## Problem to work on
State only how many lines below include the string "аппарат".

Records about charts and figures
***

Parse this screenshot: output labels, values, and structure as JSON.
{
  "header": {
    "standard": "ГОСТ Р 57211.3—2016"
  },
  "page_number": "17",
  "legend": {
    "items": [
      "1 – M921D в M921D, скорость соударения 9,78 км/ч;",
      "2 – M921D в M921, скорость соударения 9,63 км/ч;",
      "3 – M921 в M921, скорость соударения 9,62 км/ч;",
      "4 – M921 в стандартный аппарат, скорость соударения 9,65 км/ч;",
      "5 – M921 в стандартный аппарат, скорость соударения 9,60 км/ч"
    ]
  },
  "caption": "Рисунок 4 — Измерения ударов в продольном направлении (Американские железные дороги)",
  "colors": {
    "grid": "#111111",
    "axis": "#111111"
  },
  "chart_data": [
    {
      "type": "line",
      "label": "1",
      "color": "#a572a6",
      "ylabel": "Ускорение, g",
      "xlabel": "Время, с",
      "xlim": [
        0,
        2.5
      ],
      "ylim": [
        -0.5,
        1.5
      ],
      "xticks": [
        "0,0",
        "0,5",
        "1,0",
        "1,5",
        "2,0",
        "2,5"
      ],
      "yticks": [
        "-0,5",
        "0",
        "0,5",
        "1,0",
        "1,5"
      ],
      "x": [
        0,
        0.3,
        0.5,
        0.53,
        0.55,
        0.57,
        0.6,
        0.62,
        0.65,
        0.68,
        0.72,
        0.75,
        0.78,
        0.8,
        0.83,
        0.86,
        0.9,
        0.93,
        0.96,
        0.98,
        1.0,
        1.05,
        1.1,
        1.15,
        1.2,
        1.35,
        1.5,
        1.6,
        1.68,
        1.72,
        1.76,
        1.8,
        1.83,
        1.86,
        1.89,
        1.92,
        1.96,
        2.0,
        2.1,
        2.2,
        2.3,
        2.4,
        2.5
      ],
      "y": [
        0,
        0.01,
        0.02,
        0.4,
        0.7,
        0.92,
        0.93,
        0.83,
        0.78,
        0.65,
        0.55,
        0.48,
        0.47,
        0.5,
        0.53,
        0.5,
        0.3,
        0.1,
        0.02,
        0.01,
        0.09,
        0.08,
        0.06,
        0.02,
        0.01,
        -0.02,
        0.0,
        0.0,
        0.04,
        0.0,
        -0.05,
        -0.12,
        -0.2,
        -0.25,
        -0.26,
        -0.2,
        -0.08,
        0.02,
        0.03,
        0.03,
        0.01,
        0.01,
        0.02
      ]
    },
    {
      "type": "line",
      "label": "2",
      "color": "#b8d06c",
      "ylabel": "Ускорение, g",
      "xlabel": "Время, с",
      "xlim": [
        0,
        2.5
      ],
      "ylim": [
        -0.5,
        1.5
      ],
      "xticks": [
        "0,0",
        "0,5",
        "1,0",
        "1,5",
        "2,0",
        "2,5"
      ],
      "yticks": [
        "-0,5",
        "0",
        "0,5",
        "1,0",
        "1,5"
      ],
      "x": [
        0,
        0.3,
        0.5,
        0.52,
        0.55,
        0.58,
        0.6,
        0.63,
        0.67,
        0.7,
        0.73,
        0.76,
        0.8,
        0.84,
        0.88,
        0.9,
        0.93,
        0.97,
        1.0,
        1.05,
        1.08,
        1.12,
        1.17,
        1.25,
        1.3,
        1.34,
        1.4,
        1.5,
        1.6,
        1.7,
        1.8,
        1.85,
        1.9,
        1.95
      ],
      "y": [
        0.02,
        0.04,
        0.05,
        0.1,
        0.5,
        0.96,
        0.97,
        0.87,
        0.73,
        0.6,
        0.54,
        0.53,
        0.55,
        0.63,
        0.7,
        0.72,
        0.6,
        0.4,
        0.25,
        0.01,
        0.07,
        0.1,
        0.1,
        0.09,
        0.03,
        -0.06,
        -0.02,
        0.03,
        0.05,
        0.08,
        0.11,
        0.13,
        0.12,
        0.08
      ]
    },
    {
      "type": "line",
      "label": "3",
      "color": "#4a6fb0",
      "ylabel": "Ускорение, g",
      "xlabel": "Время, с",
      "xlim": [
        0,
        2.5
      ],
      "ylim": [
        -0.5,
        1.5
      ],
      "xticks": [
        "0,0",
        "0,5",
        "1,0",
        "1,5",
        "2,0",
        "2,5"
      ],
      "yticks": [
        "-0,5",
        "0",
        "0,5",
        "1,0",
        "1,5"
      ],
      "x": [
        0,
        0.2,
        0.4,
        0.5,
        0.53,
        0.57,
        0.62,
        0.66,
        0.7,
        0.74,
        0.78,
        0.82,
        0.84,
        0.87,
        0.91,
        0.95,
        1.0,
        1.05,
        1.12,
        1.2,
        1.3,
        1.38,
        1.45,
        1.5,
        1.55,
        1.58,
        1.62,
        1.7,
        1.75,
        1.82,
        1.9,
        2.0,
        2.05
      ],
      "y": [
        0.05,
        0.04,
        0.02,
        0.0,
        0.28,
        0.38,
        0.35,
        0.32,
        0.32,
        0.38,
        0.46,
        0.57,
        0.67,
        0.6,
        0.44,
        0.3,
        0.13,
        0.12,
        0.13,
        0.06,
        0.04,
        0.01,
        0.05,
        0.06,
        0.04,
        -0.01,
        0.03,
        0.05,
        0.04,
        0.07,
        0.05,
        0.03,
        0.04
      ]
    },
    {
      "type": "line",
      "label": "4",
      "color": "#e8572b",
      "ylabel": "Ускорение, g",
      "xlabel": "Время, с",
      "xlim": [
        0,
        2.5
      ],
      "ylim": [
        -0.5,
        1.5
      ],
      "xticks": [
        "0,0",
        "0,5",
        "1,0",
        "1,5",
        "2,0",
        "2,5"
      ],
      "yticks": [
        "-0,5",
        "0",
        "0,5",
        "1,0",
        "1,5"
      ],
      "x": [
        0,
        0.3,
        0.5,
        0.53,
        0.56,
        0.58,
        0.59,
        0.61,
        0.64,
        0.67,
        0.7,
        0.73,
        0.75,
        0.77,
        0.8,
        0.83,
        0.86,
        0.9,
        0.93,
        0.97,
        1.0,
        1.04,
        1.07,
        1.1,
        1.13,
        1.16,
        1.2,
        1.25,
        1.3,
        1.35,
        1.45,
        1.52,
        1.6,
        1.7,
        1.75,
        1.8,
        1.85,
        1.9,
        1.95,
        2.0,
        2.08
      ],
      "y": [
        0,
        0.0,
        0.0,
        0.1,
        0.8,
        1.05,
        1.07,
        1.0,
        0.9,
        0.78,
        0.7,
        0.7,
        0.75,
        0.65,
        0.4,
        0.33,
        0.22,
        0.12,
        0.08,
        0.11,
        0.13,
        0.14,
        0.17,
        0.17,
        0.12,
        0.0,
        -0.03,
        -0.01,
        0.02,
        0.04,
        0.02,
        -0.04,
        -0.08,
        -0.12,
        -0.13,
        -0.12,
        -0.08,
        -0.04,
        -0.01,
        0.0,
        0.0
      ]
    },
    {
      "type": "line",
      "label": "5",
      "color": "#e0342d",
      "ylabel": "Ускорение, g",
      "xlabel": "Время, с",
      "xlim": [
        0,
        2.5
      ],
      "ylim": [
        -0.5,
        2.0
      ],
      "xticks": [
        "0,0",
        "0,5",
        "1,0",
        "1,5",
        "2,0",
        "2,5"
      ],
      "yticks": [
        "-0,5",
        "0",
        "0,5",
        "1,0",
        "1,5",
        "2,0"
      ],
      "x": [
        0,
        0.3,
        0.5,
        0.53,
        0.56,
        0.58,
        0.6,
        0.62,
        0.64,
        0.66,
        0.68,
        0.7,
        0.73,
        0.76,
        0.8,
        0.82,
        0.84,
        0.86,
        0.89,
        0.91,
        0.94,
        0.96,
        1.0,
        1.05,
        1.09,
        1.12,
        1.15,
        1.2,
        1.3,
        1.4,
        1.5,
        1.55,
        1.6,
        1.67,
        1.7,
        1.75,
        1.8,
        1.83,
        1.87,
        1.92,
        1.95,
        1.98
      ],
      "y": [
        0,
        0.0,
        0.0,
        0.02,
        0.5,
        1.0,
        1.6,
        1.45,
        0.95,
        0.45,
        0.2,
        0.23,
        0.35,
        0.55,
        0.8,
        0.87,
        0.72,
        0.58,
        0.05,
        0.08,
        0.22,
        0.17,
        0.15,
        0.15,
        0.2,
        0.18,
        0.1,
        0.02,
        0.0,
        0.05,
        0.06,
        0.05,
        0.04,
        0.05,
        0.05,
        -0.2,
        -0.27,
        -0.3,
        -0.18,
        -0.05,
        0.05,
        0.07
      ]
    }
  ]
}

***

## Output of the exercise
2